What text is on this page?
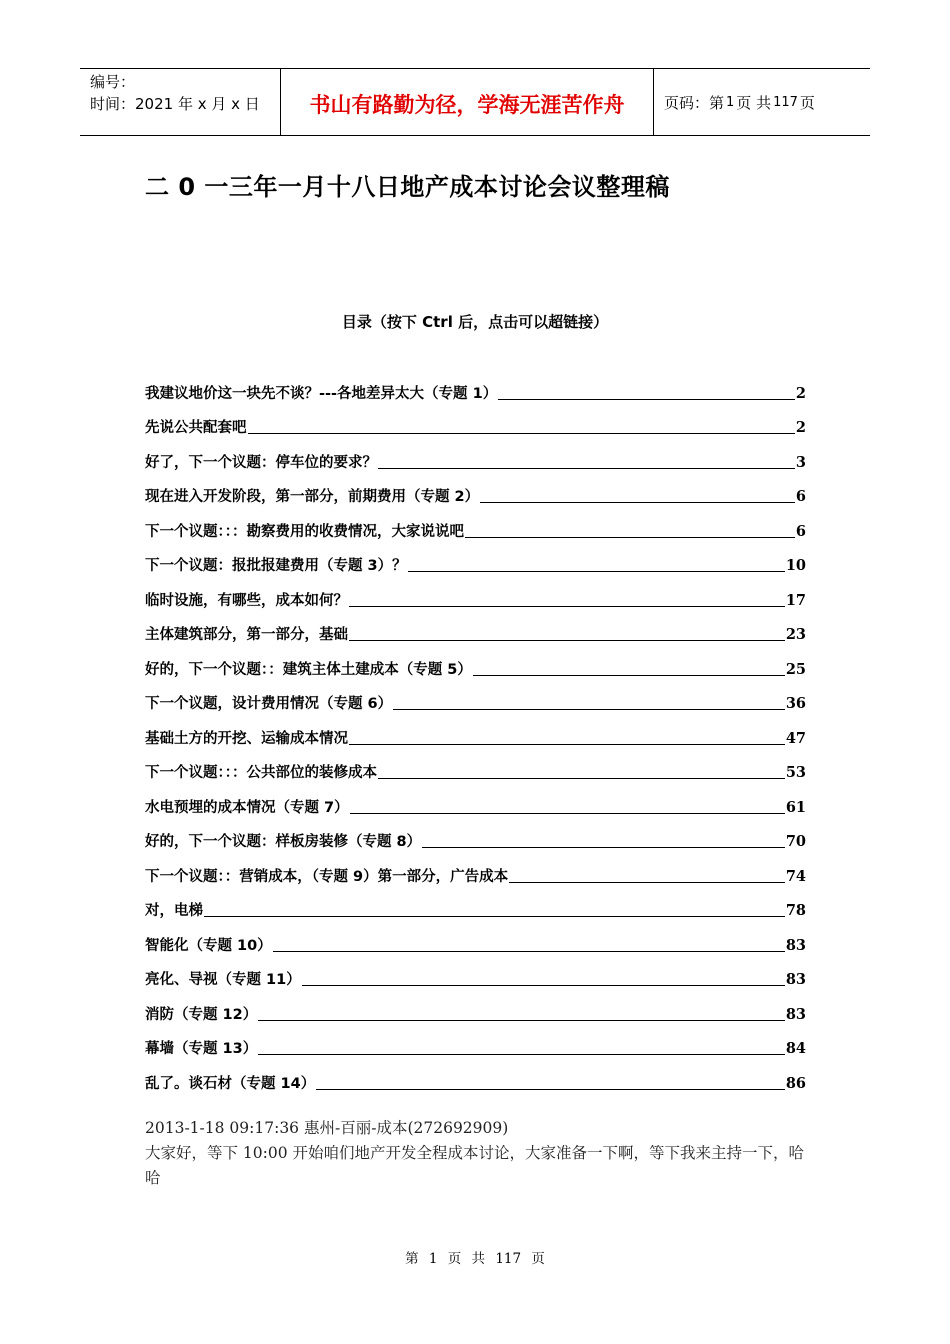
编号：
时间：2021 年 x 月 x 日	书山有路勤为径，学海无涯苦作舟	页码：第 1 页 共 117 页
二 0 一三年一月十八日地产成本讨论会议整理稿
目录（按下 Ctrl 后，点击可以超链接）
我建议地价这一块先不谈？---各地差异太大（专题 1）	2
先说公共配套吧	2
好了，下一个议题：停车位的要求？	3
现在进入开发阶段，第一部分，前期费用（专题 2）	6
下一个议题：：：勘察费用的收费情况，大家说说吧	6
下一个议题：报批报建费用（专题 3）？	10
临时设施，有哪些，成本如何？	17
主体建筑部分，第一部分，基础	23
好的，下一个议题：：建筑主体土建成本（专题 5）	25
下一个议题，设计费用情况（专题 6）	36
基础土方的开挖、运输成本情况	47
下一个议题：：：公共部位的装修成本	53
水电预埋的成本情况（专题 7）	61
好的，下一个议题：样板房装修（专题 8）	70
下一个议题：：营销成本，（专题 9）第一部分，广告成本	74
对，电梯	78
智能化（专题 10）	83
亮化、导视（专题 11）	83
消防（专题 12）	83
幕墙（专题 13）	84
乱了。谈石材（专题 14）	86
2013-1-18 09:17:36 惠州-百丽-成本(272692909)
大家好，等下 10:00 开始咱们地产开发全程成本讨论，大家准备一下啊，等下我来主持一下，哈哈
第 1 页 共 117 页
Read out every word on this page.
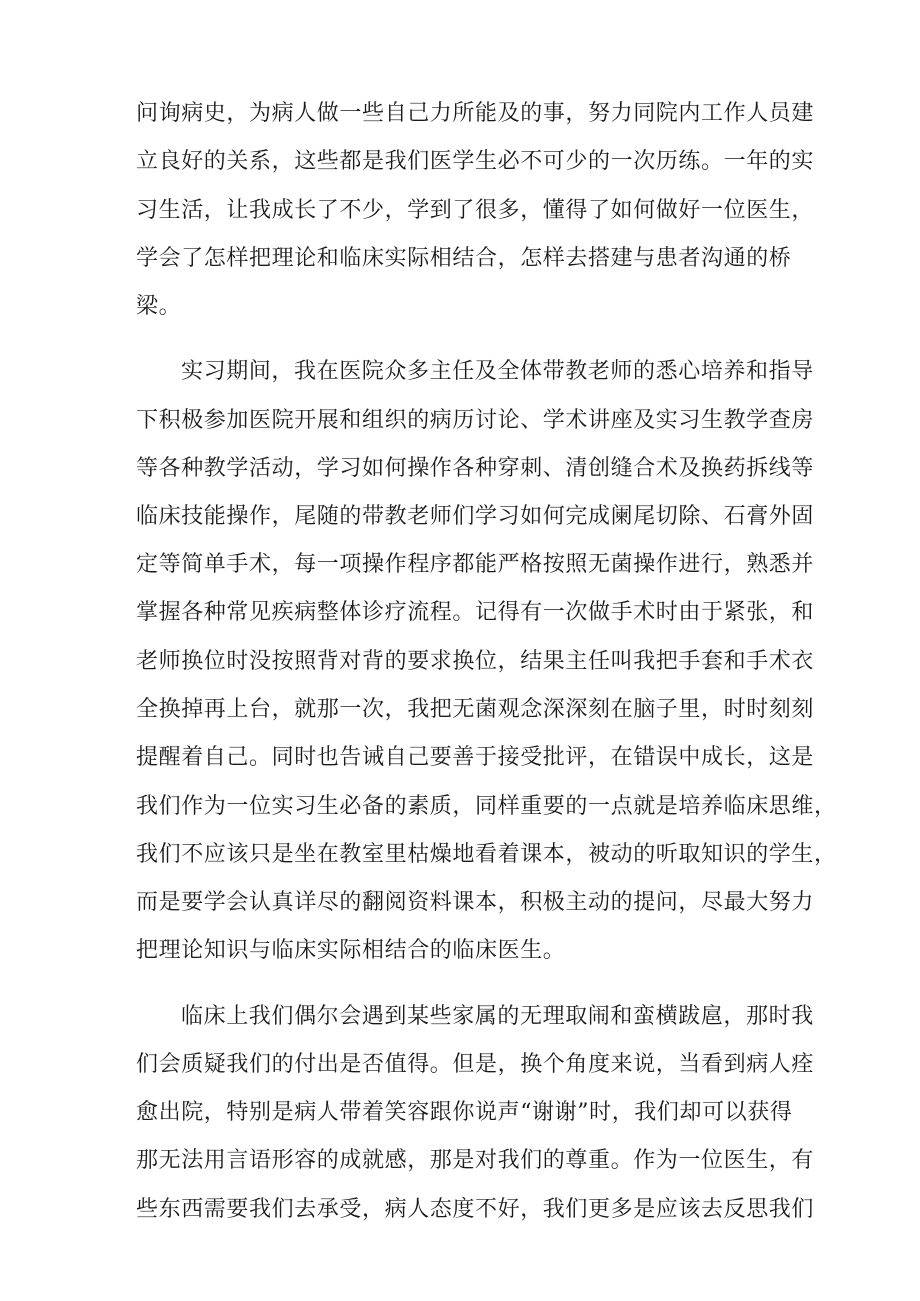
问询病史，为病人做一些自己力所能及的事，努力同院内工作人员建
立良好的关系，这些都是我们医学生必不可少的一次历练。一年的实
习生活，让我成长了不少，学到了很多，懂得了如何做好一位医生，
学会了怎样把理论和临床实际相结合，怎样去搭建与患者沟通的桥
梁。
实习期间，我在医院众多主任及全体带教老师的悉心培养和指导
下积极参加医院开展和组织的病历讨论、学术讲座及实习生教学查房
等各种教学活动，学习如何操作各种穿刺、清创缝合术及换药拆线等
临床技能操作，尾随的带教老师们学习如何完成阑尾切除、石膏外固
定等简单手术，每一项操作程序都能严格按照无菌操作进行，熟悉并
掌握各种常见疾病整体诊疗流程。记得有一次做手术时由于紧张，和
老师换位时没按照背对背的要求换位，结果主任叫我把手套和手术衣
全换掉再上台，就那一次，我把无菌观念深深刻在脑子里，时时刻刻
提醒着自己。同时也告诫自己要善于接受批评，在错误中成长，这是
我们作为一位实习生必备的素质，同样重要的一点就是培养临床思维，
我们不应该只是坐在教室里枯燥地看着课本，被动的听取知识的学生，
而是要学会认真详尽的翻阅资料课本，积极主动的提问，尽最大努力
把理论知识与临床实际相结合的临床医生。
临床上我们偶尔会遇到某些家属的无理取闹和蛮横跋扈，那时我
们会质疑我们的付出是否值得。但是，换个角度来说，当看到病人痊
愈出院，特别是病人带着笑容跟你说声“谢谢”时，我们却可以获得
那无法用言语形容的成就感，那是对我们的尊重。作为一位医生，有
些东西需要我们去承受，病人态度不好，我们更多是应该去反思我们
◆ ◆ ◆ ◆ ◆
- GOAL -
Nothing in the entries should change as you copy them, except that the pictures are left out.

- FINISHED EXERCISE -
What text is on this page?
编号：
时间：2021 年 x 月 x 日	书山有路勤为径，学海无涯苦作舟	页码：第 1 页 共 117 页
二 0 一三年一月十八日地产成本讨论会议整理稿
目录（按下 Ctrl 后，点击可以超链接）
我建议地价这一块先不谈？---各地差异太大（专题 1）	2
先说公共配套吧	2
好了，下一个议题：停车位的要求？	3
现在进入开发阶段，第一部分，前期费用（专题 2）	6
下一个议题：：：勘察费用的收费情况，大家说说吧	6
下一个议题：报批报建费用（专题 3）？	10
临时设施，有哪些，成本如何？	17
主体建筑部分，第一部分，基础	23
好的，下一个议题：：建筑主体土建成本（专题 5）	25
下一个议题，设计费用情况（专题 6）	36
基础土方的开挖、运输成本情况	47
下一个议题：：：公共部位的装修成本	53
水电预埋的成本情况（专题 7）	61
好的，下一个议题：样板房装修（专题 8）	70
下一个议题：：营销成本，（专题 9）第一部分，广告成本	74
对，电梯	78
智能化（专题 10）	83
亮化、导视（专题 11）	83
消防（专题 12）	83
幕墙（专题 13）	84
乱了。谈石材（专题 14）	86
2013-1-18 09:17:36 惠州-百丽-成本(272692909)
大家好，等下 10:00 开始咱们地产开发全程成本讨论，大家准备一下啊，等下我来主持一下，哈哈
第 1 页 共 117 页
Read out every word on this page.
问询病史，为病人做一些自己力所能及的事，努力同院内工作人员建
立良好的关系，这些都是我们医学生必不可少的一次历练。一年的实
习生活，让我成长了不少，学到了很多，懂得了如何做好一位医生，
学会了怎样把理论和临床实际相结合，怎样去搭建与患者沟通的桥
梁。
实习期间，我在医院众多主任及全体带教老师的悉心培养和指导
下积极参加医院开展和组织的病历讨论、学术讲座及实习生教学查房
等各种教学活动，学习如何操作各种穿刺、清创缝合术及换药拆线等
临床技能操作，尾随的带教老师们学习如何完成阑尾切除、石膏外固
定等简单手术，每一项操作程序都能严格按照无菌操作进行，熟悉并
掌握各种常见疾病整体诊疗流程。记得有一次做手术时由于紧张，和
老师换位时没按照背对背的要求换位，结果主任叫我把手套和手术衣
全换掉再上台，就那一次，我把无菌观念深深刻在脑子里，时时刻刻
提醒着自己。同时也告诫自己要善于接受批评，在错误中成长，这是
我们作为一位实习生必备的素质，同样重要的一点就是培养临床思维，
我们不应该只是坐在教室里枯燥地看着课本，被动的听取知识的学生，
而是要学会认真详尽的翻阅资料课本，积极主动的提问，尽最大努力
把理论知识与临床实际相结合的临床医生。
临床上我们偶尔会遇到某些家属的无理取闹和蛮横跋扈，那时我
们会质疑我们的付出是否值得。但是，换个角度来说，当看到病人痊
愈出院，特别是病人带着笑容跟你说声“谢谢”时，我们却可以获得
那无法用言语形容的成就感，那是对我们的尊重。作为一位医生，有
些东西需要我们去承受，病人态度不好，我们更多是应该去反思我们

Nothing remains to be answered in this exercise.